Collection entries =
☆ ☆ ☆ ☆ ☆ ☆ ☆
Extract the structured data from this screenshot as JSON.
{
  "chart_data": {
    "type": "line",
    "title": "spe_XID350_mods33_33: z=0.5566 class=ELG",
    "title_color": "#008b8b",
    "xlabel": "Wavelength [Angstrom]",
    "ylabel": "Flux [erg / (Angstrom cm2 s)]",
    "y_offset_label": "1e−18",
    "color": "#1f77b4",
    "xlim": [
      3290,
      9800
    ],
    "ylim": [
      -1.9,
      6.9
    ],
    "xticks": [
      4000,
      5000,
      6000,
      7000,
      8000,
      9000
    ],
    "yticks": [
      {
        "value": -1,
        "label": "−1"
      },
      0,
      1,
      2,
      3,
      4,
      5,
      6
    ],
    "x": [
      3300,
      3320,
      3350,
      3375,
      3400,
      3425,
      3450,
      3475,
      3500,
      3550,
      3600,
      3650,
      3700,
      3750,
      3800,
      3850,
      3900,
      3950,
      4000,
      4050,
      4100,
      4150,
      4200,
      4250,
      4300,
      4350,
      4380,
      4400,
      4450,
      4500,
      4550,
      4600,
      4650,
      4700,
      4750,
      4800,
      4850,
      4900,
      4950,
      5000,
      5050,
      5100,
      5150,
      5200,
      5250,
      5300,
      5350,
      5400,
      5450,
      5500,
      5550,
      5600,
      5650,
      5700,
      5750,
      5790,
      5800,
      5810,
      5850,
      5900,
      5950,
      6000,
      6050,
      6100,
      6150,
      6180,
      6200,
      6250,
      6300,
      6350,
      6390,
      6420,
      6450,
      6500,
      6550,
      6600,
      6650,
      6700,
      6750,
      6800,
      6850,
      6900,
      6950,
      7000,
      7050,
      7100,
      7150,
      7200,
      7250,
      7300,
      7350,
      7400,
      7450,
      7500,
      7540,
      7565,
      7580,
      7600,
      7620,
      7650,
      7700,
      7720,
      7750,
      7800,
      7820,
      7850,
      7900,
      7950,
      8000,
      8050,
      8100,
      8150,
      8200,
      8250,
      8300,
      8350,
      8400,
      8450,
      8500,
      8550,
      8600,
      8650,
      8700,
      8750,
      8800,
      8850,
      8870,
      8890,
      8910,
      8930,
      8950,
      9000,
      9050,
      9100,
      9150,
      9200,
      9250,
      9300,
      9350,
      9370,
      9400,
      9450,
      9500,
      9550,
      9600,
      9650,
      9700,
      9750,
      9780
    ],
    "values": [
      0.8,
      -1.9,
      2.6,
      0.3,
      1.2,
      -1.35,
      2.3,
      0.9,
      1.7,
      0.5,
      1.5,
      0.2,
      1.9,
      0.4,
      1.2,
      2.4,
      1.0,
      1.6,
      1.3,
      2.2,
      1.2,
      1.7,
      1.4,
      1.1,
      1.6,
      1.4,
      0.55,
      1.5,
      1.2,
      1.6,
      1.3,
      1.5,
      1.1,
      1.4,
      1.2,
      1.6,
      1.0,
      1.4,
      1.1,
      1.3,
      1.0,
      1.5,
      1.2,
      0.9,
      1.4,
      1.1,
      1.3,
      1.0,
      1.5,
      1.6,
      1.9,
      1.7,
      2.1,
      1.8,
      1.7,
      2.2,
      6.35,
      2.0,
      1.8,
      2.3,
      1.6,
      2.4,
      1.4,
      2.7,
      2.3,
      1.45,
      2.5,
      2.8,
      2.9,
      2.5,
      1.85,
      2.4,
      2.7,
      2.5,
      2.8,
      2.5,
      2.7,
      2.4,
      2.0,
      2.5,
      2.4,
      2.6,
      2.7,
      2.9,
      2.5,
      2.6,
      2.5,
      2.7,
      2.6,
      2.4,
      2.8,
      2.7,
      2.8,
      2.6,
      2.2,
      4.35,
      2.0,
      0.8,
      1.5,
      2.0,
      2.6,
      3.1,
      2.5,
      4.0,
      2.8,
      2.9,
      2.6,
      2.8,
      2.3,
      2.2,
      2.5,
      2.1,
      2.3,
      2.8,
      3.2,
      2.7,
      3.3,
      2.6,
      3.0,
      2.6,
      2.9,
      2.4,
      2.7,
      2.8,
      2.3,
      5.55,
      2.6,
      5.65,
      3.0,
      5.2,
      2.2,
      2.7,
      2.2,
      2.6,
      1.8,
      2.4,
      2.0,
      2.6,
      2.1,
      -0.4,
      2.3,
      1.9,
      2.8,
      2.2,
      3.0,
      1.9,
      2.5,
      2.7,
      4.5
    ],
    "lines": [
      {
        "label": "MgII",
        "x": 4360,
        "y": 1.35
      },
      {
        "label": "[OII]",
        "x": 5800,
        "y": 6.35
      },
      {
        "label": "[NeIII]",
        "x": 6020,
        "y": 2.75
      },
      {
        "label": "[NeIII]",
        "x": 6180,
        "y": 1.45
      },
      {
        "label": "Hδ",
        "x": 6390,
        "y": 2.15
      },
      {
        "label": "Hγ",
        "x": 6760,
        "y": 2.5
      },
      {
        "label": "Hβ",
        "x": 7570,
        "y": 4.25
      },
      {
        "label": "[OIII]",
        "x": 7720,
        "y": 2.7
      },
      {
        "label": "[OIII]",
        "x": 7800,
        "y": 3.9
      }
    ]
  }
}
☆ ☆ ☆ ☆ ☆ ☆ ☆
What is asked = Every record above should be output exactly.

Exercise result =
Extract the structured data from this screenshot as JSON.
{
  "chart_data": {
    "type": "line",
    "title": "spe_XID350_mods33_33: z=0.5566 class=ELG",
    "title_color": "#008b8b",
    "xlabel": "Wavelength [Angstrom]",
    "ylabel": "Flux [erg / (Angstrom cm2 s)]",
    "y_offset_label": "1e−18",
    "color": "#1f77b4",
    "xlim": [
      3290,
      9800
    ],
    "ylim": [
      -1.9,
      6.9
    ],
    "xticks": [
      4000,
      5000,
      6000,
      7000,
      8000,
      9000
    ],
    "yticks": [
      {
        "value": -1,
        "label": "−1"
      },
      0,
      1,
      2,
      3,
      4,
      5,
      6
    ],
    "x": [
      3300,
      3320,
      3350,
      3375,
      3400,
      3425,
      3450,
      3475,
      3500,
      3550,
      3600,
      3650,
      3700,
      3750,
      3800,
      3850,
      3900,
      3950,
      4000,
      4050,
      4100,
      4150,
      4200,
      4250,
      4300,
      4350,
      4380,
      4400,
      4450,
      4500,
      4550,
      4600,
      4650,
      4700,
      4750,
      4800,
      4850,
      4900,
      4950,
      5000,
      5050,
      5100,
      5150,
      5200,
      5250,
      5300,
      5350,
      5400,
      5450,
      5500,
      5550,
      5600,
      5650,
      5700,
      5750,
      5790,
      5800,
      5810,
      5850,
      5900,
      5950,
      6000,
      6050,
      6100,
      6150,
      6180,
      6200,
      6250,
      6300,
      6350,
      6390,
      6420,
      6450,
      6500,
      6550,
      6600,
      6650,
      6700,
      6750,
      6800,
      6850,
      6900,
      6950,
      7000,
      7050,
      7100,
      7150,
      7200,
      7250,
      7300,
      7350,
      7400,
      7450,
      7500,
      7540,
      7565,
      7580,
      7600,
      7620,
      7650,
      7700,
      7720,
      7750,
      7800,
      7820,
      7850,
      7900,
      7950,
      8000,
      8050,
      8100,
      8150,
      8200,
      8250,
      8300,
      8350,
      8400,
      8450,
      8500,
      8550,
      8600,
      8650,
      8700,
      8750,
      8800,
      8850,
      8870,
      8890,
      8910,
      8930,
      8950,
      9000,
      9050,
      9100,
      9150,
      9200,
      9250,
      9300,
      9350,
      9370,
      9400,
      9450,
      9500,
      9550,
      9600,
      9650,
      9700,
      9750,
      9780
    ],
    "values": [
      0.8,
      -1.9,
      2.6,
      0.3,
      1.2,
      -1.35,
      2.3,
      0.9,
      1.7,
      0.5,
      1.5,
      0.2,
      1.9,
      0.4,
      1.2,
      2.4,
      1.0,
      1.6,
      1.3,
      2.2,
      1.2,
      1.7,
      1.4,
      1.1,
      1.6,
      1.4,
      0.55,
      1.5,
      1.2,
      1.6,
      1.3,
      1.5,
      1.1,
      1.4,
      1.2,
      1.6,
      1.0,
      1.4,
      1.1,
      1.3,
      1.0,
      1.5,
      1.2,
      0.9,
      1.4,
      1.1,
      1.3,
      1.0,
      1.5,
      1.6,
      1.9,
      1.7,
      2.1,
      1.8,
      1.7,
      2.2,
      6.35,
      2.0,
      1.8,
      2.3,
      1.6,
      2.4,
      1.4,
      2.7,
      2.3,
      1.45,
      2.5,
      2.8,
      2.9,
      2.5,
      1.85,
      2.4,
      2.7,
      2.5,
      2.8,
      2.5,
      2.7,
      2.4,
      2.0,
      2.5,
      2.4,
      2.6,
      2.7,
      2.9,
      2.5,
      2.6,
      2.5,
      2.7,
      2.6,
      2.4,
      2.8,
      2.7,
      2.8,
      2.6,
      2.2,
      4.35,
      2.0,
      0.8,
      1.5,
      2.0,
      2.6,
      3.1,
      2.5,
      4.0,
      2.8,
      2.9,
      2.6,
      2.8,
      2.3,
      2.2,
      2.5,
      2.1,
      2.3,
      2.8,
      3.2,
      2.7,
      3.3,
      2.6,
      3.0,
      2.6,
      2.9,
      2.4,
      2.7,
      2.8,
      2.3,
      5.55,
      2.6,
      5.65,
      3.0,
      5.2,
      2.2,
      2.7,
      2.2,
      2.6,
      1.8,
      2.4,
      2.0,
      2.6,
      2.1,
      -0.4,
      2.3,
      1.9,
      2.8,
      2.2,
      3.0,
      1.9,
      2.5,
      2.7,
      4.5
    ],
    "lines": [
      {
        "label": "MgII",
        "x": 4360,
        "y": 1.35
      },
      {
        "label": "[OII]",
        "x": 5800,
        "y": 6.35
      },
      {
        "label": "[NeIII]",
        "x": 6020,
        "y": 2.75
      },
      {
        "label": "[NeIII]",
        "x": 6180,
        "y": 1.45
      },
      {
        "label": "Hδ",
        "x": 6390,
        "y": 2.15
      },
      {
        "label": "Hγ",
        "x": 6760,
        "y": 2.5
      },
      {
        "label": "Hβ",
        "x": 7570,
        "y": 4.25
      },
      {
        "label": "[OIII]",
        "x": 7720,
        "y": 2.7
      },
      {
        "label": "[OIII]",
        "x": 7800,
        "y": 3.9
      }
    ]
  }
}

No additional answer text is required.